▸ **EXERCISE PROMPT**: From the records below, extract all the text exactly and leave the images behind.

##### RECORDS TO PROCESS #####

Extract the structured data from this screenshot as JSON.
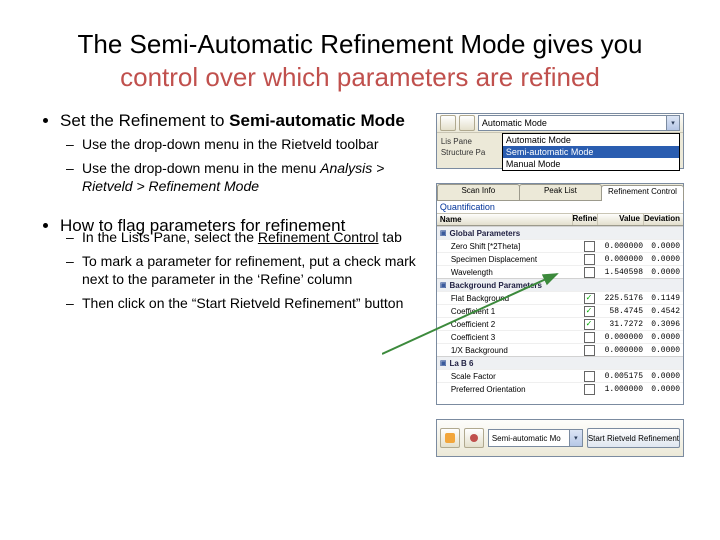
{
  "title": {
    "line1": "The Semi-Automatic Refinement Mode gives you",
    "line2": "control over which parameters are refined"
  },
  "bullets": {
    "b1": "Set the Refinement to ",
    "b1_bold": "Semi-automatic Mode",
    "b1_sub1": "Use the drop-down menu in the Rietveld toolbar",
    "b1_sub2_a": "Use the drop-down menu in the menu ",
    "b1_sub2_b": "Analysis > Rietveld > Refinement Mode",
    "b2": "How to flag parameters for refinement",
    "b2_sub1_a": "In the Lists Pane, select the ",
    "b2_sub1_b": "Refinement Control",
    "b2_sub1_c": " tab",
    "b2_sub2": "To mark a parameter for refinement, put a check mark next to the parameter in the ‘Refine’ column",
    "b2_sub3": "Then click on the “Start Rietveld Refinement” button"
  },
  "shot1": {
    "combo_value": "Automatic Mode",
    "left1": "Lis Pane",
    "left2": "Structure Pa",
    "opt1": "Automatic Mode",
    "opt2": "Semi-automatic Mode",
    "opt3": "Manual Mode"
  },
  "shot2": {
    "tab1": "Scan Info",
    "tab2": "Peak List",
    "tab3": "Refinement Control",
    "quant": "Quantification",
    "col_name": "Name",
    "col_refine": "Refine",
    "col_value": "Value",
    "col_dev": "Deviation",
    "grp_global": "Global Parameters",
    "rows_global": [
      {
        "name": "Zero Shift [*2Theta]",
        "refine": false,
        "value": "0.000000",
        "dev": "0.0000"
      },
      {
        "name": "Specimen Displacement",
        "refine": false,
        "value": "0.000000",
        "dev": "0.0000"
      },
      {
        "name": "Wavelength",
        "refine": false,
        "value": "1.540598",
        "dev": "0.0000"
      }
    ],
    "grp_bg": "Background Parameters",
    "rows_bg": [
      {
        "name": "Flat Background",
        "refine": true,
        "value": "225.5176",
        "dev": "0.1149"
      },
      {
        "name": "Coefficient 1",
        "refine": true,
        "value": "58.4745",
        "dev": "0.4542"
      },
      {
        "name": "Coefficient 2",
        "refine": true,
        "value": "31.7272",
        "dev": "0.3096"
      },
      {
        "name": "Coefficient 3",
        "refine": false,
        "value": "0.000000",
        "dev": "0.0000"
      },
      {
        "name": "1/X Background",
        "refine": false,
        "value": "0.000000",
        "dev": "0.0000"
      }
    ],
    "grp_phase": "La B 6",
    "rows_phase": [
      {
        "name": "Scale Factor",
        "refine": false,
        "value": "0.005175",
        "dev": "0.0000"
      },
      {
        "name": "Preferred Orientation",
        "refine": false,
        "value": "1.000000",
        "dev": "0.0000"
      }
    ]
  },
  "shot3": {
    "combo": "Semi-automatic Mo",
    "button": "Start Rietveld Refinement"
  }
}
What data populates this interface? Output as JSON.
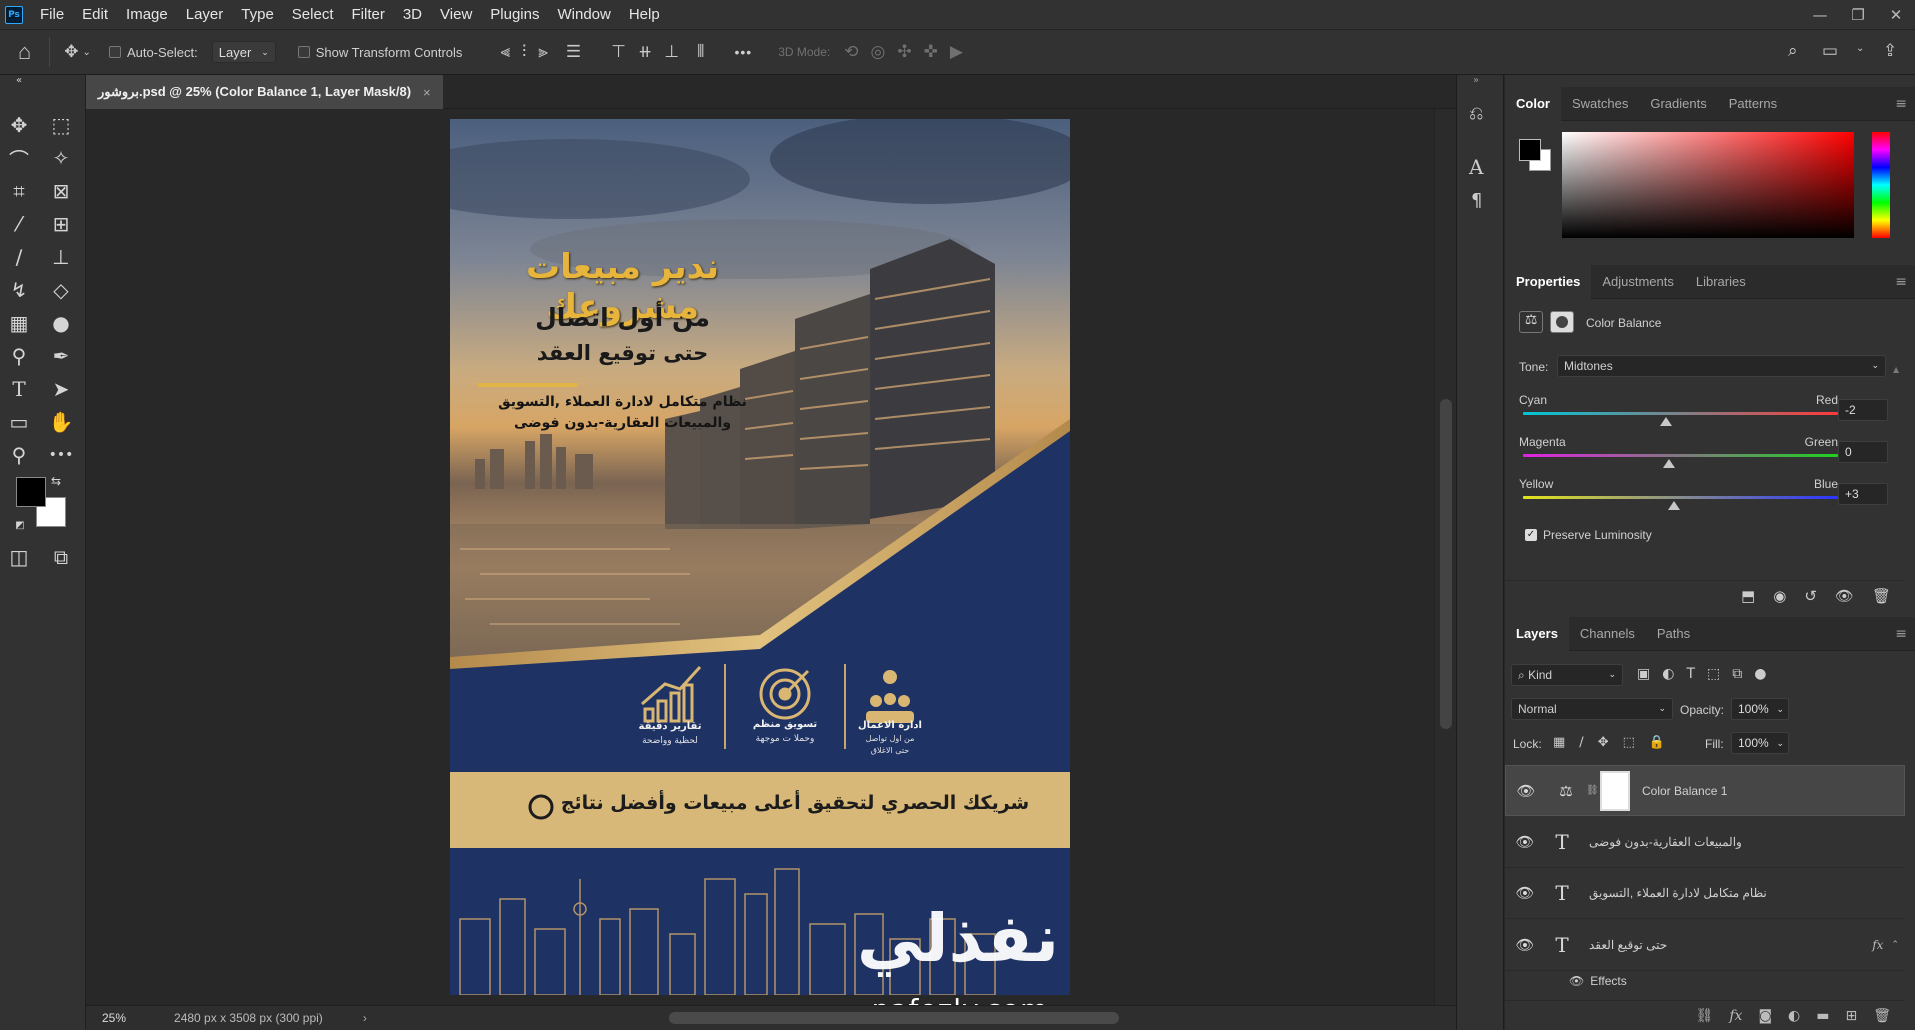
{
  "app": {
    "logo": "Ps"
  },
  "menu": [
    "File",
    "Edit",
    "Image",
    "Layer",
    "Type",
    "Select",
    "Filter",
    "3D",
    "View",
    "Plugins",
    "Window",
    "Help"
  ],
  "options": {
    "auto_select_label": "Auto-Select:",
    "auto_select_value": "Layer",
    "transform_label": "Show Transform Controls",
    "mode3d_label": "3D Mode:",
    "more": "•••"
  },
  "document": {
    "tab_title": "بروشور.psd @ 25% (Color Balance 1, Layer Mask/8)",
    "zoom": "25%",
    "dimensions": "2480 px x 3508 px (300 ppi)"
  },
  "poster": {
    "headline": "ندير مبيعات مشروعك",
    "line2": "من أول اتصال",
    "line3": "حتى توقيع العقد",
    "desc1": "نظام متكامل لادارة العملاء ,التسويق",
    "desc2": "والمبيعات العقارية-بدون فوضى",
    "feature1_title": "ادارة الاعمال",
    "feature1_sub1": "من اول تواصل",
    "feature1_sub2": "حتى الاغلاق",
    "feature2_title": "تسويق منظم",
    "feature2_sub": "وحملا ت موجهة",
    "feature3_title": "تقارير دقيقة",
    "feature3_sub": "لحظية وواضحة",
    "banner": "شريكك الحصري لتحقيق أعلى مبيعات وأفضل نتائج",
    "watermark_ar": "نفذلي",
    "watermark_en": "nafezly.com"
  },
  "color_panel": {
    "tabs": [
      "Color",
      "Swatches",
      "Gradients",
      "Patterns"
    ]
  },
  "properties_panel": {
    "tabs": [
      "Properties",
      "Adjustments",
      "Libraries"
    ],
    "title": "Color Balance",
    "tone_label": "Tone:",
    "tone_value": "Midtones",
    "sliders": [
      {
        "left": "Cyan",
        "right": "Red",
        "value": "-2"
      },
      {
        "left": "Magenta",
        "right": "Green",
        "value": "0"
      },
      {
        "left": "Yellow",
        "right": "Blue",
        "value": "+3"
      }
    ],
    "preserve_label": "Preserve Luminosity"
  },
  "layers_panel": {
    "tabs": [
      "Layers",
      "Channels",
      "Paths"
    ],
    "filter": "Kind",
    "blend_mode": "Normal",
    "opacity_label": "Opacity:",
    "opacity_value": "100%",
    "lock_label": "Lock:",
    "fill_label": "Fill:",
    "fill_value": "100%",
    "layers": [
      {
        "name": "Color Balance 1"
      },
      {
        "name": "والمبيعات العقارية-بدون فوضى"
      },
      {
        "name": "نظام متكامل لادارة العملاء ,التسويق"
      },
      {
        "name": "حتى توقيع العقد"
      }
    ],
    "effects_label": "Effects"
  }
}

#####

▸ **WRITTEN ANSWER**:
Extract the structured data from this screenshot as JSON.
{
  "title": {
    "line1": "The Semi-Automatic Refinement Mode gives you",
    "line2": "control over which parameters are refined"
  },
  "bullets": {
    "b1": "Set the Refinement to ",
    "b1_bold": "Semi-automatic Mode",
    "b1_sub1": "Use the drop-down menu in the Rietveld toolbar",
    "b1_sub2_a": "Use the drop-down menu in the menu ",
    "b1_sub2_b": "Analysis > Rietveld > Refinement Mode",
    "b2": "How to flag parameters for refinement",
    "b2_sub1_a": "In the Lists Pane, select the ",
    "b2_sub1_b": "Refinement Control",
    "b2_sub1_c": " tab",
    "b2_sub2": "To mark a parameter for refinement, put a check mark next to the parameter in the ‘Refine’ column",
    "b2_sub3": "Then click on the “Start Rietveld Refinement” button"
  },
  "shot1": {
    "combo_value": "Automatic Mode",
    "left1": "Lis Pane",
    "left2": "Structure Pa",
    "opt1": "Automatic Mode",
    "opt2": "Semi-automatic Mode",
    "opt3": "Manual Mode"
  },
  "shot2": {
    "tab1": "Scan Info",
    "tab2": "Peak List",
    "tab3": "Refinement Control",
    "quant": "Quantification",
    "col_name": "Name",
    "col_refine": "Refine",
    "col_value": "Value",
    "col_dev": "Deviation",
    "grp_global": "Global Parameters",
    "rows_global": [
      {
        "name": "Zero Shift [*2Theta]",
        "refine": false,
        "value": "0.000000",
        "dev": "0.0000"
      },
      {
        "name": "Specimen Displacement",
        "refine": false,
        "value": "0.000000",
        "dev": "0.0000"
      },
      {
        "name": "Wavelength",
        "refine": false,
        "value": "1.540598",
        "dev": "0.0000"
      }
    ],
    "grp_bg": "Background Parameters",
    "rows_bg": [
      {
        "name": "Flat Background",
        "refine": true,
        "value": "225.5176",
        "dev": "0.1149"
      },
      {
        "name": "Coefficient 1",
        "refine": true,
        "value": "58.4745",
        "dev": "0.4542"
      },
      {
        "name": "Coefficient 2",
        "refine": true,
        "value": "31.7272",
        "dev": "0.3096"
      },
      {
        "name": "Coefficient 3",
        "refine": false,
        "value": "0.000000",
        "dev": "0.0000"
      },
      {
        "name": "1/X Background",
        "refine": false,
        "value": "0.000000",
        "dev": "0.0000"
      }
    ],
    "grp_phase": "La B 6",
    "rows_phase": [
      {
        "name": "Scale Factor",
        "refine": false,
        "value": "0.005175",
        "dev": "0.0000"
      },
      {
        "name": "Preferred Orientation",
        "refine": false,
        "value": "1.000000",
        "dev": "0.0000"
      }
    ]
  },
  "shot3": {
    "combo": "Semi-automatic Mo",
    "button": "Start Rietveld Refinement"
  }
}
What data populates this interface? Output as JSON.
{
  "app": {
    "logo": "Ps"
  },
  "menu": [
    "File",
    "Edit",
    "Image",
    "Layer",
    "Type",
    "Select",
    "Filter",
    "3D",
    "View",
    "Plugins",
    "Window",
    "Help"
  ],
  "options": {
    "auto_select_label": "Auto-Select:",
    "auto_select_value": "Layer",
    "transform_label": "Show Transform Controls",
    "mode3d_label": "3D Mode:",
    "more": "•••"
  },
  "document": {
    "tab_title": "بروشور.psd @ 25% (Color Balance 1, Layer Mask/8)",
    "zoom": "25%",
    "dimensions": "2480 px x 3508 px (300 ppi)"
  },
  "poster": {
    "headline": "ندير مبيعات مشروعك",
    "line2": "من أول اتصال",
    "line3": "حتى توقيع العقد",
    "desc1": "نظام متكامل لادارة العملاء ,التسويق",
    "desc2": "والمبيعات العقارية-بدون فوضى",
    "feature1_title": "ادارة الاعمال",
    "feature1_sub1": "من اول تواصل",
    "feature1_sub2": "حتى الاغلاق",
    "feature2_title": "تسويق منظم",
    "feature2_sub": "وحملا ت موجهة",
    "feature3_title": "تقارير دقيقة",
    "feature3_sub": "لحظية وواضحة",
    "banner": "شريكك الحصري لتحقيق أعلى مبيعات وأفضل نتائج",
    "watermark_ar": "نفذلي",
    "watermark_en": "nafezly.com"
  },
  "color_panel": {
    "tabs": [
      "Color",
      "Swatches",
      "Gradients",
      "Patterns"
    ]
  },
  "properties_panel": {
    "tabs": [
      "Properties",
      "Adjustments",
      "Libraries"
    ],
    "title": "Color Balance",
    "tone_label": "Tone:",
    "tone_value": "Midtones",
    "sliders": [
      {
        "left": "Cyan",
        "right": "Red",
        "value": "-2"
      },
      {
        "left": "Magenta",
        "right": "Green",
        "value": "0"
      },
      {
        "left": "Yellow",
        "right": "Blue",
        "value": "+3"
      }
    ],
    "preserve_label": "Preserve Luminosity"
  },
  "layers_panel": {
    "tabs": [
      "Layers",
      "Channels",
      "Paths"
    ],
    "filter": "Kind",
    "blend_mode": "Normal",
    "opacity_label": "Opacity:",
    "opacity_value": "100%",
    "lock_label": "Lock:",
    "fill_label": "Fill:",
    "fill_value": "100%",
    "layers": [
      {
        "name": "Color Balance 1"
      },
      {
        "name": "والمبيعات العقارية-بدون فوضى"
      },
      {
        "name": "نظام متكامل لادارة العملاء ,التسويق"
      },
      {
        "name": "حتى توقيع العقد"
      }
    ],
    "effects_label": "Effects"
  }
}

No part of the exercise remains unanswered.